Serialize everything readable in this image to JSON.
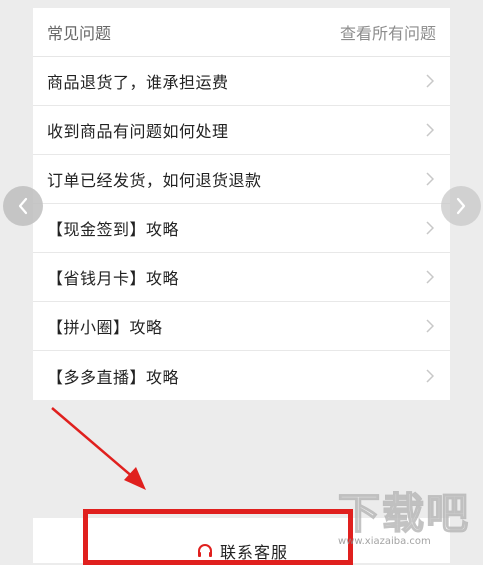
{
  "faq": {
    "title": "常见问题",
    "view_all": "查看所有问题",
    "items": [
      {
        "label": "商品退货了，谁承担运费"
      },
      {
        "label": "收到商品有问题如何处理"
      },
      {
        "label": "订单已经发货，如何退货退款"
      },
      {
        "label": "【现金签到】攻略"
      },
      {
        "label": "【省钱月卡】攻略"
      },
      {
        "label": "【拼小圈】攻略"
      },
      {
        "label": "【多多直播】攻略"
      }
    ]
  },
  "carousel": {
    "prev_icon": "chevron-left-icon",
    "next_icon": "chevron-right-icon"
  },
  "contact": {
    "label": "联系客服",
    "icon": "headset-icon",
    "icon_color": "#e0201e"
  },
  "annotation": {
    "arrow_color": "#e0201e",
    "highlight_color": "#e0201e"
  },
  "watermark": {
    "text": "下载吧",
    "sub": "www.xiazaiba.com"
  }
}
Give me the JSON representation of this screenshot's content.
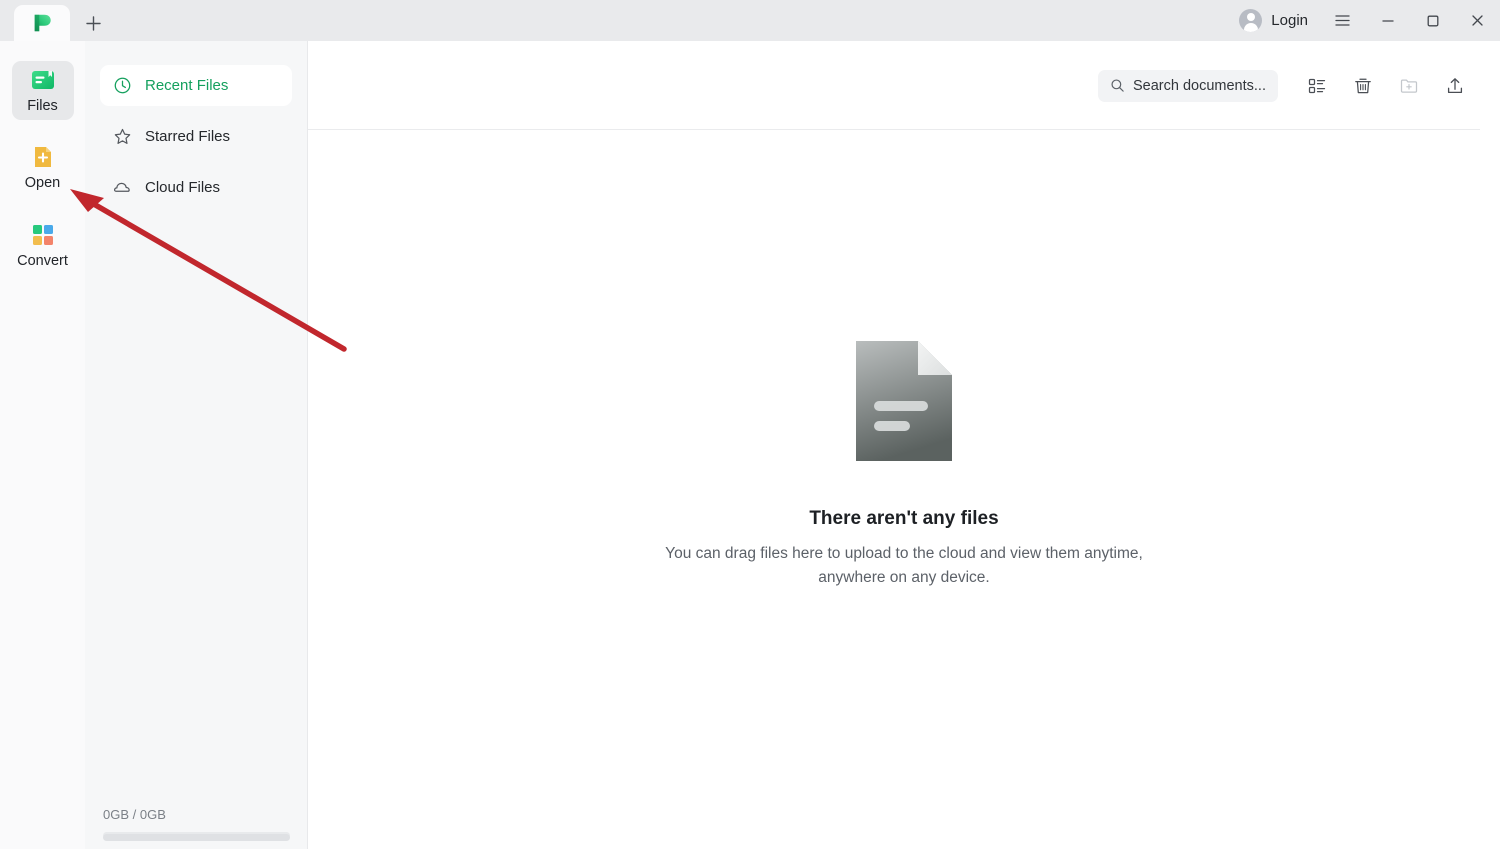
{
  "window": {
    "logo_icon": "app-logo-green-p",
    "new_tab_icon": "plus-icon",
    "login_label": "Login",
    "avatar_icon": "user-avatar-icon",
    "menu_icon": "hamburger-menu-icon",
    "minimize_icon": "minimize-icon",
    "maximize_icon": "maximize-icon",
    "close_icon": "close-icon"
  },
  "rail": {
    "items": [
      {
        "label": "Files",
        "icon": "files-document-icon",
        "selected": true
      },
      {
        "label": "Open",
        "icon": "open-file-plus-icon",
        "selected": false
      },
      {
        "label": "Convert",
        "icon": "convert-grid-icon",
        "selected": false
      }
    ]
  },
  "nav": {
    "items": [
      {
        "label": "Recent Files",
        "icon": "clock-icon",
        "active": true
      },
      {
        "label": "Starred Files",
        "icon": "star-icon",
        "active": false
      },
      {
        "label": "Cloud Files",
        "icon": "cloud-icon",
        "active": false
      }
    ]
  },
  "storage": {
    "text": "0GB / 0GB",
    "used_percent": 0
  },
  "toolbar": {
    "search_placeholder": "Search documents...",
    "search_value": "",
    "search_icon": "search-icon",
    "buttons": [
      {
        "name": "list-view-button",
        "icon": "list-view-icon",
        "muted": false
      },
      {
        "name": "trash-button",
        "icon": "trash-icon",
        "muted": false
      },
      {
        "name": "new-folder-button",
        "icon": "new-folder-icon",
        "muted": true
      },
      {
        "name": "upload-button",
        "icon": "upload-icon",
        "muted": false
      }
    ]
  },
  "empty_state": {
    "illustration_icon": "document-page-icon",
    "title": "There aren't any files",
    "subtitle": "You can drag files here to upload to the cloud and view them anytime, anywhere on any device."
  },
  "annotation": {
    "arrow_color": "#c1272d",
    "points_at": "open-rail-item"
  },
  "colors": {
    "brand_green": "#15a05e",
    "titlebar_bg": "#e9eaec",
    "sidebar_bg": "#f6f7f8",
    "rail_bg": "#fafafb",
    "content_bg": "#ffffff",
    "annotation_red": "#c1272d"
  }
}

----

Task brief: Scan the material line by line and report each one that contains "folder".

Answer to this problem:
        "name": "new-folder-button",
        "icon": "new-folder-icon",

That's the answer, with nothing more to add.